REQUIRED TASK: Quote the listing below in full and exactly as written, but omit every picture.

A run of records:

_____

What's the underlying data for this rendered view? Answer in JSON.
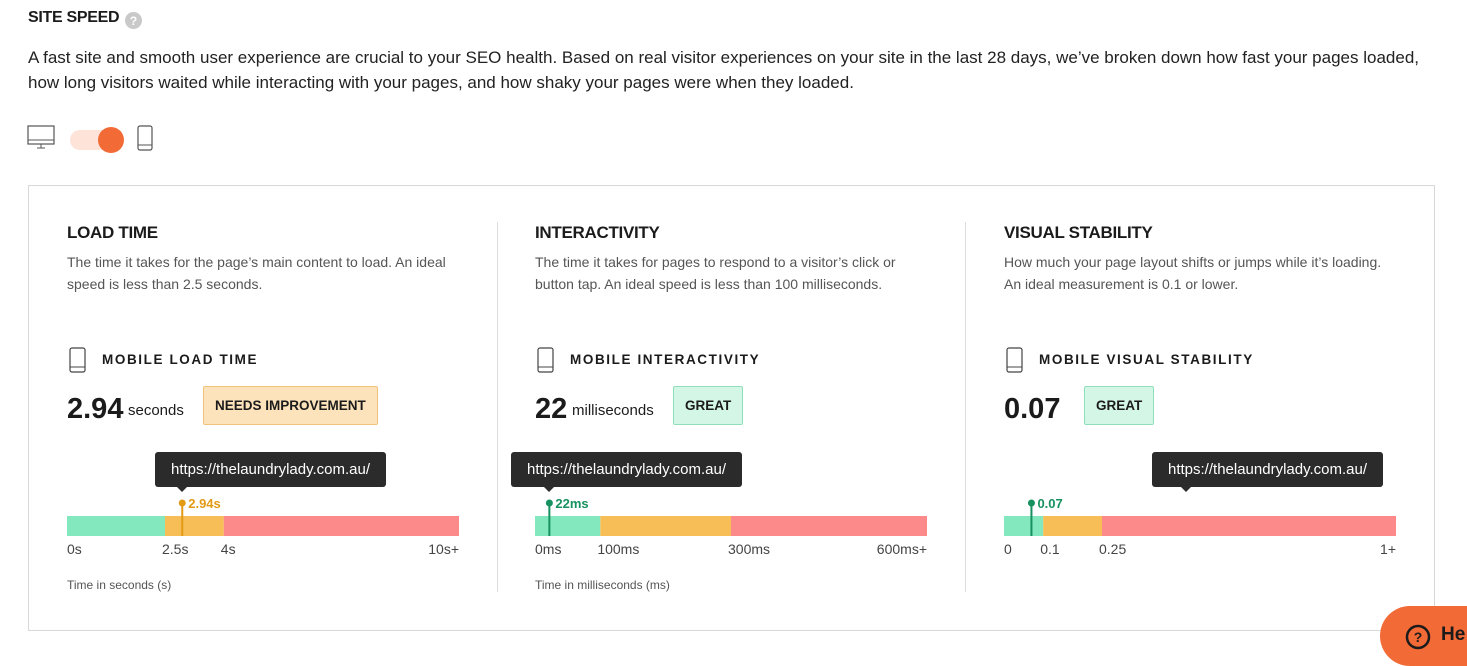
{
  "header": {
    "title": "SITE SPEED",
    "description": "A fast site and smooth user experience are crucial to your SEO health. Based on real visitor experiences on your site in the last 28 days, we’ve broken down how fast your pages loaded, how long visitors waited while interacting with your pages, and how shaky your pages were when they loaded."
  },
  "panels": [
    {
      "title": "LOAD TIME",
      "description": "The time it takes for the page’s main content to load. An ideal speed is less than 2.5 seconds.",
      "metric_label": "MOBILE LOAD TIME",
      "value": 2.94,
      "unit": "seconds",
      "status": "NEEDS IMPROVEMENT",
      "tooltip": "https://thelaundrylady.com.au/",
      "gauge": {
        "ticks": [
          {
            "value": 0,
            "label": "0s"
          },
          {
            "value": 2.5,
            "label": "2.5s"
          },
          {
            "value": 4,
            "label": "4s"
          },
          {
            "value": 10,
            "label": "10s+"
          }
        ],
        "marker": {
          "value": 2.94,
          "label": "2.94s"
        }
      },
      "axis_label": "Time in seconds (s)"
    },
    {
      "title": "INTERACTIVITY",
      "description": "The time it takes for pages to respond to a visitor’s click or button tap. An ideal speed is less than 100 milliseconds.",
      "metric_label": "MOBILE INTERACTIVITY",
      "value": 22,
      "unit": "milliseconds",
      "status": "GREAT",
      "tooltip": "https://thelaundrylady.com.au/",
      "gauge": {
        "ticks": [
          {
            "value": 0,
            "label": "0ms"
          },
          {
            "value": 100,
            "label": "100ms"
          },
          {
            "value": 300,
            "label": "300ms"
          },
          {
            "value": 600,
            "label": "600ms+"
          }
        ],
        "marker": {
          "value": 22,
          "label": "22ms"
        }
      },
      "axis_label": "Time in milliseconds (ms)"
    },
    {
      "title": "VISUAL STABILITY",
      "description": "How much your page layout shifts or jumps while it’s loading. An ideal measurement is 0.1 or lower.",
      "metric_label": "MOBILE VISUAL STABILITY",
      "value": 0.07,
      "status": "GREAT",
      "tooltip": "https://thelaundrylady.com.au/",
      "gauge": {
        "ticks": [
          0,
          0.1,
          0.25,
          {
            "value": 1,
            "label": "1+"
          }
        ],
        "marker": 0.07
      }
    }
  ],
  "help_button": "He"
}
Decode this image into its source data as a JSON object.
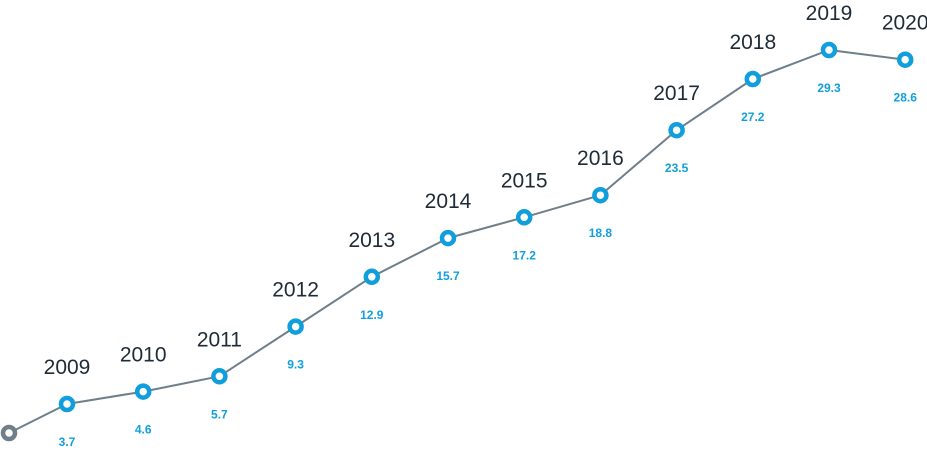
{
  "chart_data": {
    "type": "line",
    "title": "",
    "xlabel": "",
    "ylabel": "",
    "grid": false,
    "legend": "none",
    "x": [
      "2009",
      "2010",
      "2011",
      "2012",
      "2013",
      "2014",
      "2015",
      "2016",
      "2017",
      "2018",
      "2019",
      "2020"
    ],
    "values": [
      3.7,
      4.6,
      5.7,
      9.3,
      12.9,
      15.7,
      17.2,
      18.8,
      23.5,
      27.2,
      29.3,
      28.6
    ],
    "labels": [
      "3.7",
      "4.6",
      "5.7",
      "9.3",
      "12.9",
      "15.7",
      "17.2",
      "18.8",
      "23.5",
      "27.2",
      "29.3",
      "28.6"
    ],
    "colors": {
      "line": "#6f7f8a",
      "marker": "#109fdc",
      "start_marker": "#6f7f8a",
      "value_text": "#109fdc",
      "year_text": "#1f2b36"
    }
  }
}
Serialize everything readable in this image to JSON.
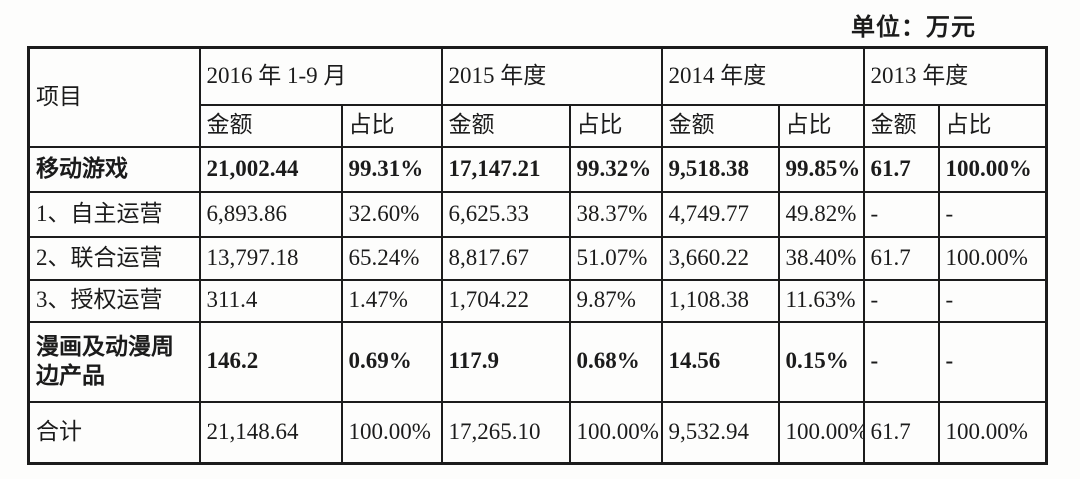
{
  "unit_label": "单位：万元",
  "table": {
    "item_header": "项目",
    "period_headers": [
      "2016 年 1-9 月",
      "2015 年度",
      "2014 年度",
      "2013 年度"
    ],
    "sub_headers": [
      "金额",
      "占比"
    ],
    "rows": [
      {
        "label": "移动游戏",
        "bold": true,
        "values": [
          "21,002.44",
          "99.31%",
          "17,147.21",
          "99.32%",
          "9,518.38",
          "99.85%",
          "61.7",
          "100.00%"
        ]
      },
      {
        "label": "1、自主运营",
        "bold": false,
        "values": [
          "6,893.86",
          "32.60%",
          "6,625.33",
          "38.37%",
          "4,749.77",
          "49.82%",
          "-",
          "-"
        ]
      },
      {
        "label": "2、联合运营",
        "bold": false,
        "values": [
          "13,797.18",
          "65.24%",
          "8,817.67",
          "51.07%",
          "3,660.22",
          "38.40%",
          "61.7",
          "100.00%"
        ]
      },
      {
        "label": "3、授权运营",
        "bold": false,
        "values": [
          "311.4",
          "1.47%",
          "1,704.22",
          "9.87%",
          "1,108.38",
          "11.63%",
          "-",
          "-"
        ]
      },
      {
        "label": "漫画及动漫周边产品",
        "bold": true,
        "values": [
          "146.2",
          "0.69%",
          "117.9",
          "0.68%",
          "14.56",
          "0.15%",
          "-",
          "-"
        ]
      },
      {
        "label": "合计",
        "bold": false,
        "values": [
          "21,148.64",
          "100.00%",
          "17,265.10",
          "100.00%",
          "9,532.94",
          "100.00%",
          "61.7",
          "100.00%"
        ]
      }
    ]
  }
}
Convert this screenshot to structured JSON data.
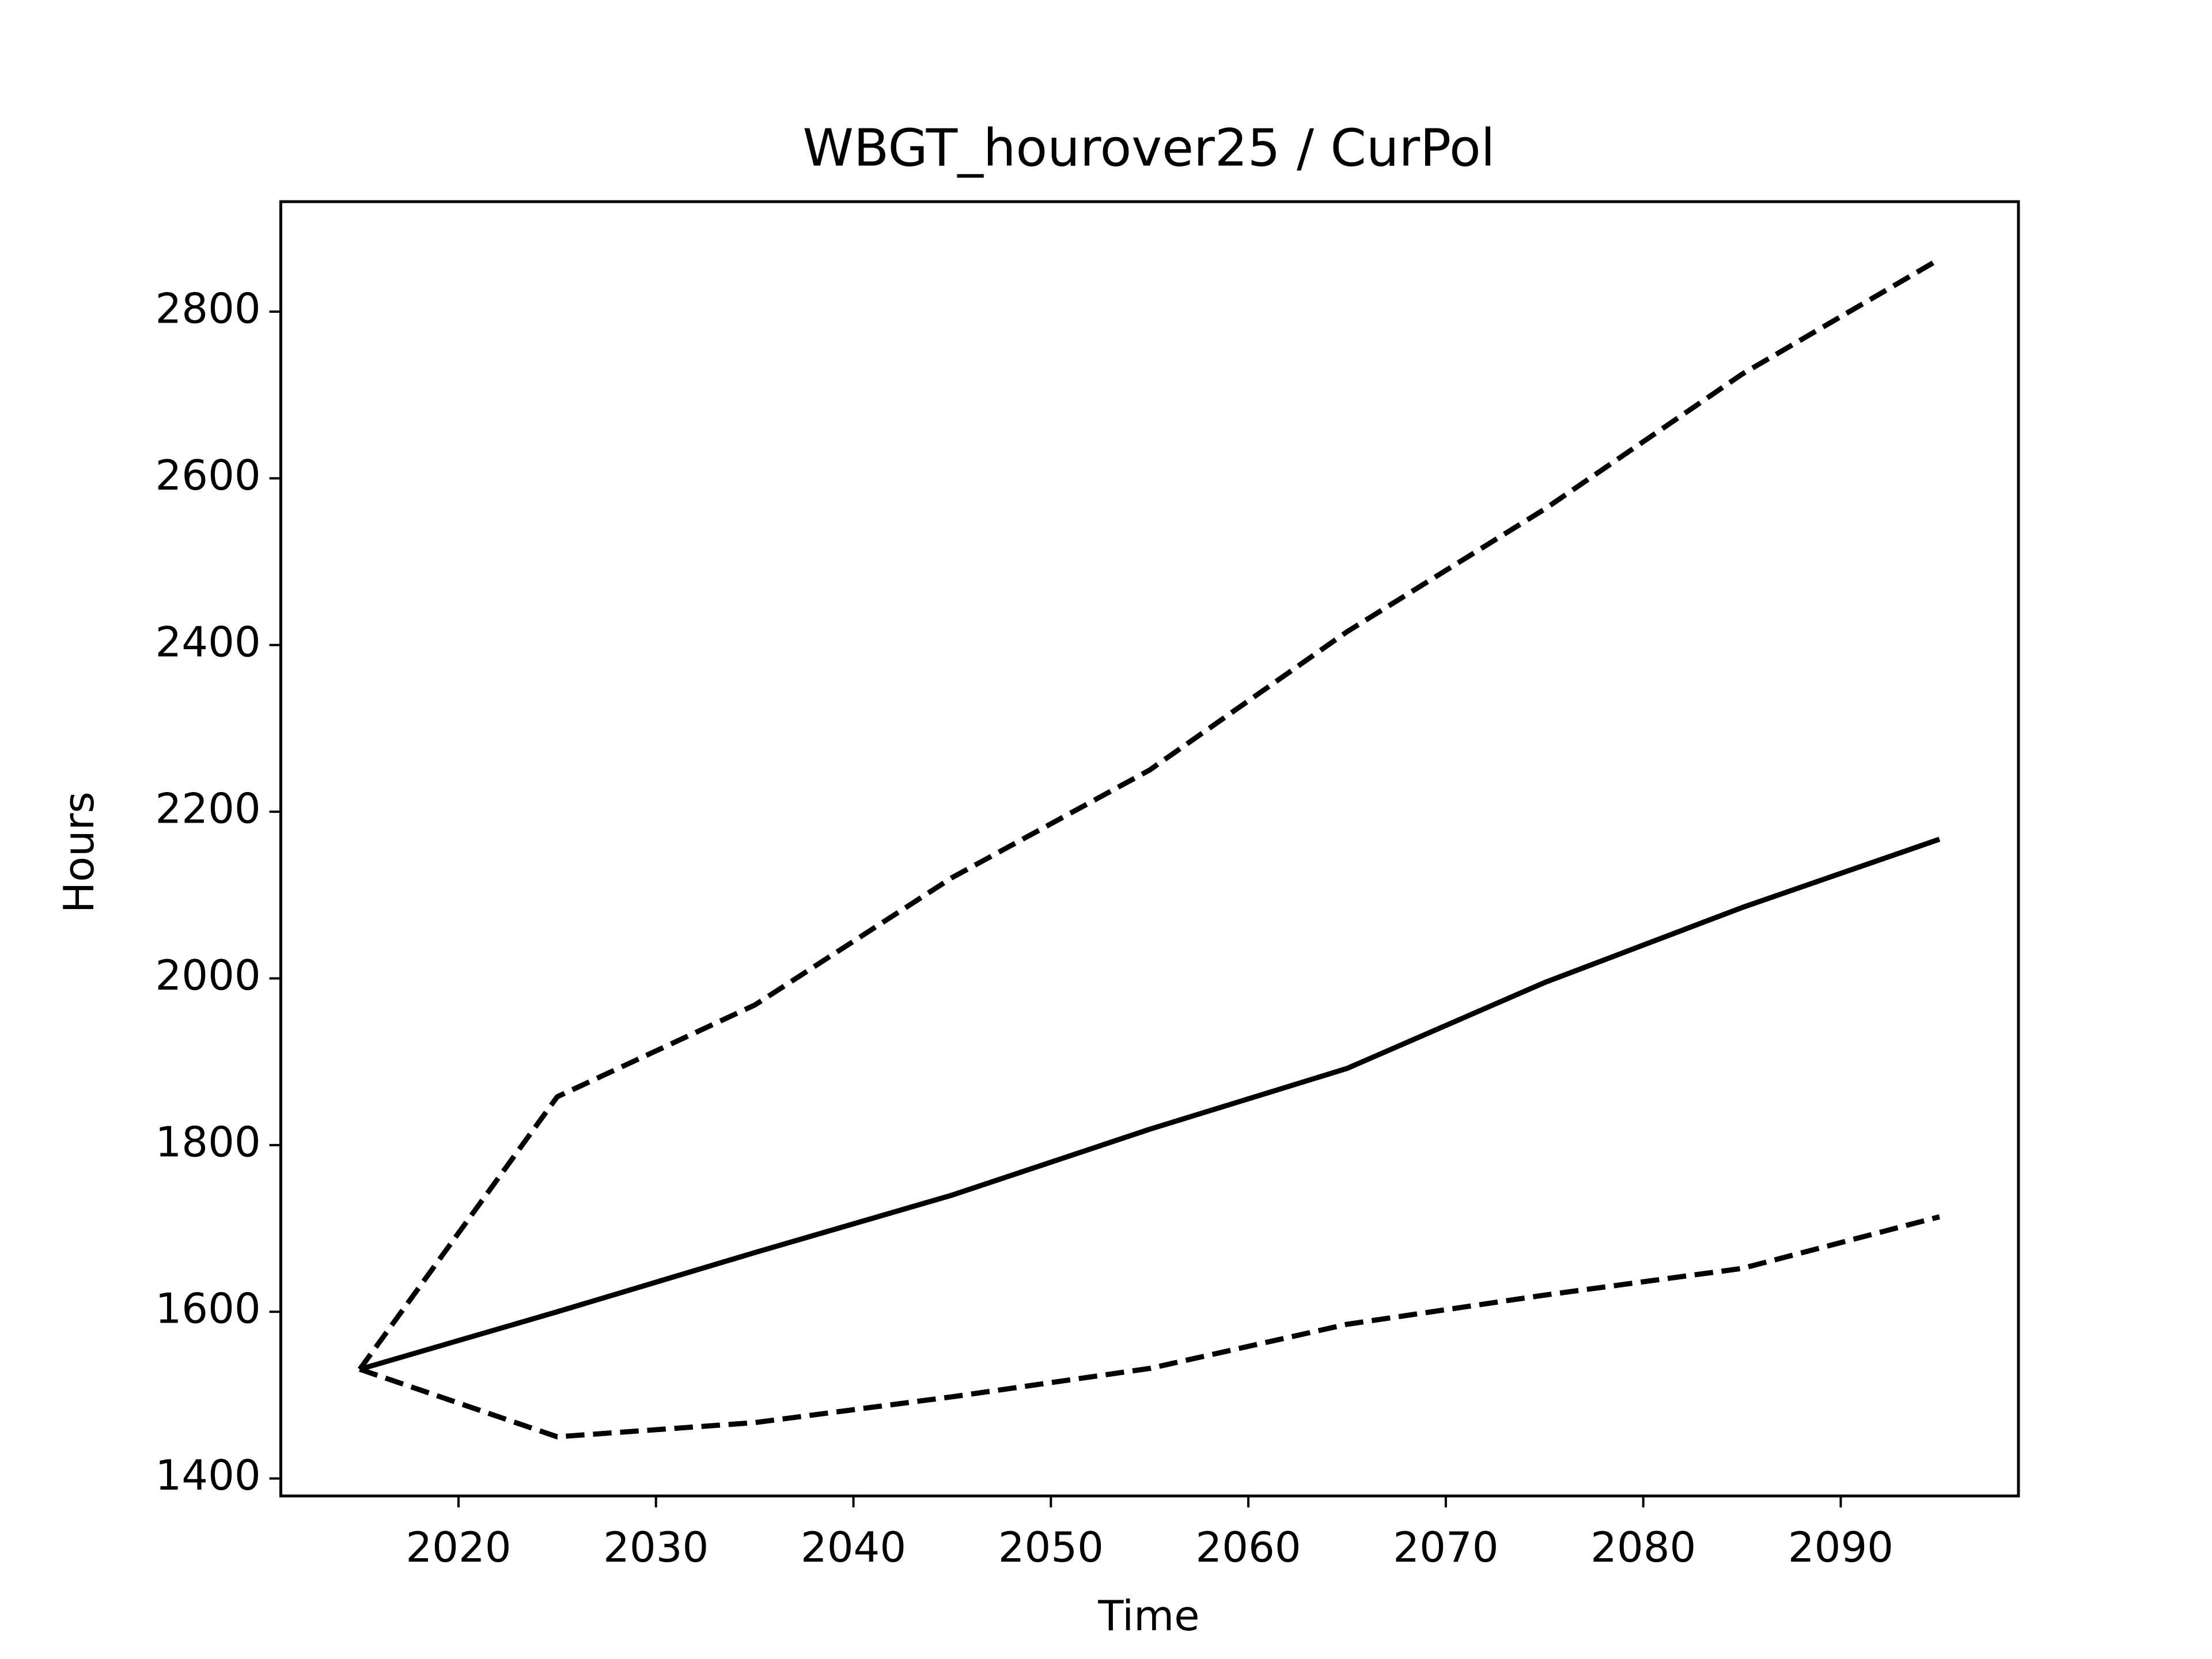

_____

WRITTEN REPLY:
What's the underlying data for this rendered view? Answer in JSON.
{
  "header": {
    "title": "SITE SPEED",
    "description": "A fast site and smooth user experience are crucial to your SEO health. Based on real visitor experiences on your site in the last 28 days, we’ve broken down how fast your pages loaded, how long visitors waited while interacting with your pages, and how shaky your pages were when they loaded."
  },
  "panels": [
    {
      "title": "LOAD TIME",
      "description": "The time it takes for the page’s main content to load. An ideal speed is less than 2.5 seconds.",
      "metric_label": "MOBILE LOAD TIME",
      "value": 2.94,
      "unit": "seconds",
      "status": "NEEDS IMPROVEMENT",
      "tooltip": "https://thelaundrylady.com.au/",
      "gauge": {
        "ticks": [
          {
            "value": 0,
            "label": "0s"
          },
          {
            "value": 2.5,
            "label": "2.5s"
          },
          {
            "value": 4,
            "label": "4s"
          },
          {
            "value": 10,
            "label": "10s+"
          }
        ],
        "marker": {
          "value": 2.94,
          "label": "2.94s"
        }
      },
      "axis_label": "Time in seconds (s)"
    },
    {
      "title": "INTERACTIVITY",
      "description": "The time it takes for pages to respond to a visitor’s click or button tap. An ideal speed is less than 100 milliseconds.",
      "metric_label": "MOBILE INTERACTIVITY",
      "value": 22,
      "unit": "milliseconds",
      "status": "GREAT",
      "tooltip": "https://thelaundrylady.com.au/",
      "gauge": {
        "ticks": [
          {
            "value": 0,
            "label": "0ms"
          },
          {
            "value": 100,
            "label": "100ms"
          },
          {
            "value": 300,
            "label": "300ms"
          },
          {
            "value": 600,
            "label": "600ms+"
          }
        ],
        "marker": {
          "value": 22,
          "label": "22ms"
        }
      },
      "axis_label": "Time in milliseconds (ms)"
    },
    {
      "title": "VISUAL STABILITY",
      "description": "How much your page layout shifts or jumps while it’s loading. An ideal measurement is 0.1 or lower.",
      "metric_label": "MOBILE VISUAL STABILITY",
      "value": 0.07,
      "status": "GREAT",
      "tooltip": "https://thelaundrylady.com.au/",
      "gauge": {
        "ticks": [
          0,
          0.1,
          0.25,
          {
            "value": 1,
            "label": "1+"
          }
        ],
        "marker": 0.07
      }
    }
  ],
  "help_button": "He"
}
Decode this image into its source data as a JSON object.
{
  "chart_data": {
    "type": "line",
    "title": "",
    "xlabel": "",
    "ylabel": "",
    "grid": false,
    "legend": "none",
    "x": [
      "2009",
      "2010",
      "2011",
      "2012",
      "2013",
      "2014",
      "2015",
      "2016",
      "2017",
      "2018",
      "2019",
      "2020"
    ],
    "values": [
      3.7,
      4.6,
      5.7,
      9.3,
      12.9,
      15.7,
      17.2,
      18.8,
      23.5,
      27.2,
      29.3,
      28.6
    ],
    "labels": [
      "3.7",
      "4.6",
      "5.7",
      "9.3",
      "12.9",
      "15.7",
      "17.2",
      "18.8",
      "23.5",
      "27.2",
      "29.3",
      "28.6"
    ],
    "colors": {
      "line": "#6f7f8a",
      "marker": "#109fdc",
      "start_marker": "#6f7f8a",
      "value_text": "#109fdc",
      "year_text": "#1f2b36"
    }
  }
}
Serialize everything readable in this image to JSON.
{
  "unit_label": "单位：万元",
  "table": {
    "item_header": "项目",
    "period_headers": [
      "2016 年 1-9 月",
      "2015 年度",
      "2014 年度",
      "2013 年度"
    ],
    "sub_headers": [
      "金额",
      "占比"
    ],
    "rows": [
      {
        "label": "移动游戏",
        "bold": true,
        "values": [
          "21,002.44",
          "99.31%",
          "17,147.21",
          "99.32%",
          "9,518.38",
          "99.85%",
          "61.7",
          "100.00%"
        ]
      },
      {
        "label": "1、自主运营",
        "bold": false,
        "values": [
          "6,893.86",
          "32.60%",
          "6,625.33",
          "38.37%",
          "4,749.77",
          "49.82%",
          "-",
          "-"
        ]
      },
      {
        "label": "2、联合运营",
        "bold": false,
        "values": [
          "13,797.18",
          "65.24%",
          "8,817.67",
          "51.07%",
          "3,660.22",
          "38.40%",
          "61.7",
          "100.00%"
        ]
      },
      {
        "label": "3、授权运营",
        "bold": false,
        "values": [
          "311.4",
          "1.47%",
          "1,704.22",
          "9.87%",
          "1,108.38",
          "11.63%",
          "-",
          "-"
        ]
      },
      {
        "label": "漫画及动漫周边产品",
        "bold": true,
        "values": [
          "146.2",
          "0.69%",
          "117.9",
          "0.68%",
          "14.56",
          "0.15%",
          "-",
          "-"
        ]
      },
      {
        "label": "合计",
        "bold": false,
        "values": [
          "21,148.64",
          "100.00%",
          "17,265.10",
          "100.00%",
          "9,532.94",
          "100.00%",
          "61.7",
          "100.00%"
        ]
      }
    ]
  }
}
Convert this screenshot to structured JSON data.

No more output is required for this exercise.